[start of Extracted information]

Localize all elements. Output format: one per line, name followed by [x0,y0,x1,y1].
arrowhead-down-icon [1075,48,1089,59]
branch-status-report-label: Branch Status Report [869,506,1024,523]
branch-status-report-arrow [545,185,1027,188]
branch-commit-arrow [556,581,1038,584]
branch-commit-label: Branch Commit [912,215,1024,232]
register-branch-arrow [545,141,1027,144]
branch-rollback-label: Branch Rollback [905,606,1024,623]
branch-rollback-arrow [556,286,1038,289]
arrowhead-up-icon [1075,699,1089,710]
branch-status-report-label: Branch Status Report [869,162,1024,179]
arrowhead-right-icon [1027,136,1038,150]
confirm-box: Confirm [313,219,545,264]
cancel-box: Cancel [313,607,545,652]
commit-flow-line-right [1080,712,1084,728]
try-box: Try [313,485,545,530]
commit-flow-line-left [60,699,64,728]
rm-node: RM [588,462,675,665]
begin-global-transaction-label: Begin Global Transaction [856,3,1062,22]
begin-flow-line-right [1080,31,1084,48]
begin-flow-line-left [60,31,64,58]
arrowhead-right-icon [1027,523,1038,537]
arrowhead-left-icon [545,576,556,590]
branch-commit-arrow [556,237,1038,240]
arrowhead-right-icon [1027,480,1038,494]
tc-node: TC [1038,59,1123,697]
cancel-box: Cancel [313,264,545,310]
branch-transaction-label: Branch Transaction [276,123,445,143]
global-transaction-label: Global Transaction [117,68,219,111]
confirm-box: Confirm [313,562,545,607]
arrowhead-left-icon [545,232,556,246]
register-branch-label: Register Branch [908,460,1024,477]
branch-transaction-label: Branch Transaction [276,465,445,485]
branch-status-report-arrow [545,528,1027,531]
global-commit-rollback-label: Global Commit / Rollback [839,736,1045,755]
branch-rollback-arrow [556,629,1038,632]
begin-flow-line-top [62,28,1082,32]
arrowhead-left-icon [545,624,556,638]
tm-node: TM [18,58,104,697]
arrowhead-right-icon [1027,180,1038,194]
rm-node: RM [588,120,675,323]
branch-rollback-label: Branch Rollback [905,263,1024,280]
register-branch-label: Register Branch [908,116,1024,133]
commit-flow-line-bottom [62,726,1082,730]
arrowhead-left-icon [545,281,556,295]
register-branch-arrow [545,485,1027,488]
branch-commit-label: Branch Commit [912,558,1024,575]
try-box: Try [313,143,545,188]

[end of Extracted information]

Repeat all the records with each "arrowhead" swapped for "pointer", keeping everything else unchanged.

Localize all elements. Output format: one per line, name followed by [x0,y0,x1,y1].
pointer-down-icon [1075,48,1089,59]
branch-status-report-label: Branch Status Report [869,506,1024,523]
branch-status-report-arrow [545,185,1027,188]
branch-commit-arrow [556,581,1038,584]
branch-commit-label: Branch Commit [912,215,1024,232]
register-branch-arrow [545,141,1027,144]
branch-rollback-label: Branch Rollback [905,606,1024,623]
branch-rollback-arrow [556,286,1038,289]
pointer-up-icon [1075,699,1089,710]
branch-status-report-label: Branch Status Report [869,162,1024,179]
pointer-right-icon [1027,136,1038,150]
confirm-box: Confirm [313,219,545,264]
cancel-box: Cancel [313,607,545,652]
commit-flow-line-right [1080,712,1084,728]
try-box: Try [313,485,545,530]
commit-flow-line-left [60,699,64,728]
rm-node: RM [588,462,675,665]
begin-global-transaction-label: Begin Global Transaction [856,3,1062,22]
begin-flow-line-right [1080,31,1084,48]
begin-flow-line-left [60,31,64,58]
pointer-right-icon [1027,523,1038,537]
pointer-left-icon [545,576,556,590]
branch-commit-arrow [556,237,1038,240]
pointer-right-icon [1027,480,1038,494]
tc-node: TC [1038,59,1123,697]
cancel-box: Cancel [313,264,545,310]
branch-transaction-label: Branch Transaction [276,123,445,143]
global-transaction-label: Global Transaction [117,68,219,111]
confirm-box: Confirm [313,562,545,607]
pointer-left-icon [545,232,556,246]
register-branch-label: Register Branch [908,460,1024,477]
branch-transaction-label: Branch Transaction [276,465,445,485]
branch-status-report-arrow [545,528,1027,531]
global-commit-rollback-label: Global Commit / Rollback [839,736,1045,755]
branch-rollback-arrow [556,629,1038,632]
begin-flow-line-top [62,28,1082,32]
pointer-left-icon [545,624,556,638]
tm-node: TM [18,58,104,697]
pointer-right-icon [1027,180,1038,194]
rm-node: RM [588,120,675,323]
branch-rollback-label: Branch Rollback [905,263,1024,280]
register-branch-label: Register Branch [908,116,1024,133]
commit-flow-line-bottom [62,726,1082,730]
pointer-left-icon [545,281,556,295]
register-branch-arrow [545,485,1027,488]
branch-commit-label: Branch Commit [912,558,1024,575]
try-box: Try [313,143,545,188]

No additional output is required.